§ **EXERCISE DESCRIPTION**: Output every line of the material exactly, omitting images.

§ **SUPPLIED DATA**:
# # #

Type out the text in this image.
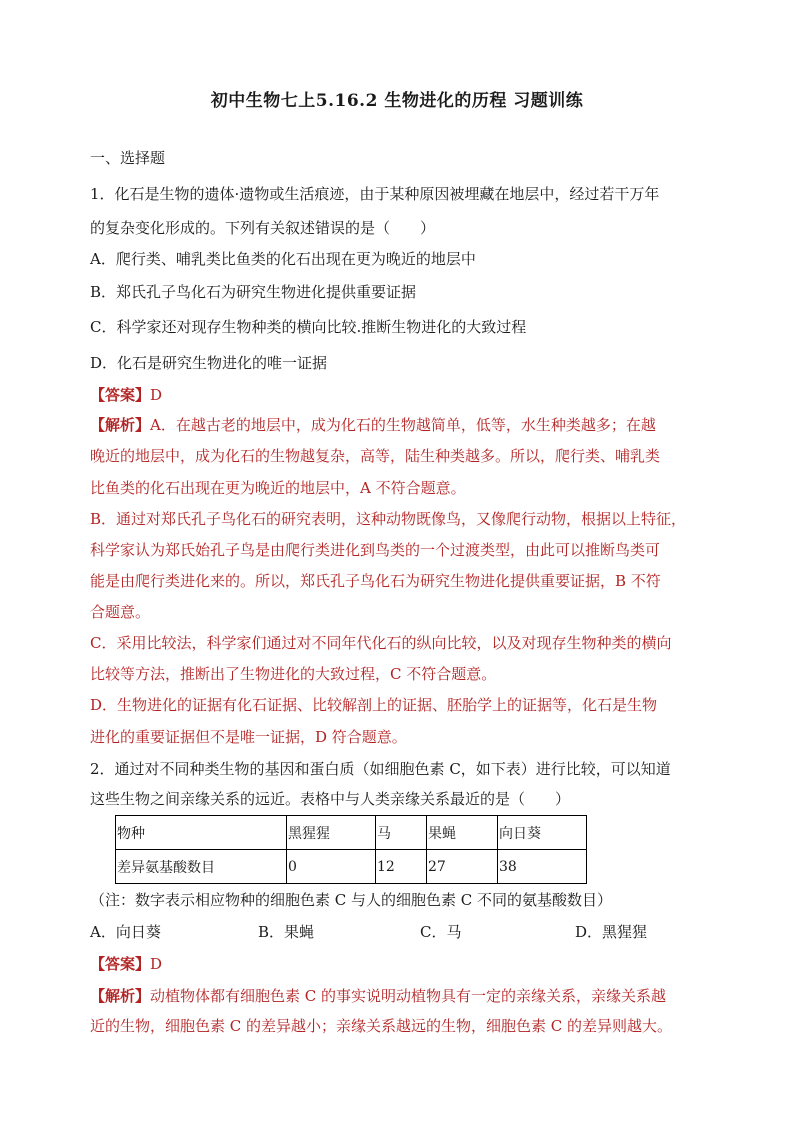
初中生物七上5.16.2 生物进化的历程 习题训练
一、选择题
1．化石是生物的遗体·遗物或生活痕迹，由于某种原因被埋藏在地层中，经过若干万年
的复杂变化形成的。下列有关叙述错误的是（　　）
A．爬行类、哺乳类比鱼类的化石出现在更为晚近的地层中
B．郑氏孔子鸟化石为研究生物进化提供重要证据
C．科学家还对现存生物种类的横向比较.推断生物进化的大致过程
D．化石是研究生物进化的唯一证据
【答案】D
【解析】A．在越古老的地层中，成为化石的生物越简单，低等，水生种类越多；在越
晚近的地层中，成为化石的生物越复杂，高等，陆生种类越多。所以，爬行类、哺乳类
比鱼类的化石出现在更为晚近的地层中，A 不符合题意。
B．通过对郑氏孔子鸟化石的研究表明，这种动物既像鸟，又像爬行动物，根据以上特征，
科学家认为郑氏始孔子鸟是由爬行类进化到鸟类的一个过渡类型，由此可以推断鸟类可
能是由爬行类进化来的。所以，郑氏孔子鸟化石为研究生物进化提供重要证据，B 不符
合题意。
C．采用比较法，科学家们通过对不同年代化石的纵向比较，以及对现存生物种类的横向
比较等方法，推断出了生物进化的大致过程，C 不符合题意。
D．生物进化的证据有化石证据、比较解剖上的证据、胚胎学上的证据等，化石是生物
进化的重要证据但不是唯一证据，D 符合题意。
2．通过对不同种类生物的基因和蛋白质（如细胞色素 C，如下表）进行比较，可以知道
这些生物之间亲缘关系的远近。表格中与人类亲缘关系最近的是（　　）
物种	黑猩猩	马	果蝇	向日葵
差异氨基酸数目	0	12	27	38
（注：数字表示相应物种的细胞色素 C 与人的细胞色素 C 不同的氨基酸数目）
A．向日葵	B．果蝇	C．马	D．黑猩猩
【答案】D
【解析】动植物体都有细胞色素 C 的事实说明动植物具有一定的亲缘关系，亲缘关系越
近的生物，细胞色素 C 的差异越小；亲缘关系越远的生物，细胞色素 C 的差异则越大。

# # #

§ **ANSWER FOR THIS EXERCISE**:
Type out the text in this image.
初中生物七上5.16.2 生物进化的历程 习题训练
一、选择题
1．化石是生物的遗体·遗物或生活痕迹，由于某种原因被埋藏在地层中，经过若干万年
的复杂变化形成的。下列有关叙述错误的是（　　）
A．爬行类、哺乳类比鱼类的化石出现在更为晚近的地层中
B．郑氏孔子鸟化石为研究生物进化提供重要证据
C．科学家还对现存生物种类的横向比较.推断生物进化的大致过程
D．化石是研究生物进化的唯一证据
【答案】D
【解析】A．在越古老的地层中，成为化石的生物越简单，低等，水生种类越多；在越
晚近的地层中，成为化石的生物越复杂，高等，陆生种类越多。所以，爬行类、哺乳类
比鱼类的化石出现在更为晚近的地层中，A 不符合题意。
B．通过对郑氏孔子鸟化石的研究表明，这种动物既像鸟，又像爬行动物，根据以上特征，
科学家认为郑氏始孔子鸟是由爬行类进化到鸟类的一个过渡类型，由此可以推断鸟类可
能是由爬行类进化来的。所以，郑氏孔子鸟化石为研究生物进化提供重要证据，B 不符
合题意。
C．采用比较法，科学家们通过对不同年代化石的纵向比较，以及对现存生物种类的横向
比较等方法，推断出了生物进化的大致过程，C 不符合题意。
D．生物进化的证据有化石证据、比较解剖上的证据、胚胎学上的证据等，化石是生物
进化的重要证据但不是唯一证据，D 符合题意。
2．通过对不同种类生物的基因和蛋白质（如细胞色素 C，如下表）进行比较，可以知道
这些生物之间亲缘关系的远近。表格中与人类亲缘关系最近的是（　　）
物种	黑猩猩	马	果蝇	向日葵
差异氨基酸数目	0	12	27	38
（注：数字表示相应物种的细胞色素 C 与人的细胞色素 C 不同的氨基酸数目）
A．向日葵	B．果蝇	C．马	D．黑猩猩
【答案】D
【解析】动植物体都有细胞色素 C 的事实说明动植物具有一定的亲缘关系，亲缘关系越
近的生物，细胞色素 C 的差异越小；亲缘关系越远的生物，细胞色素 C 的差异则越大。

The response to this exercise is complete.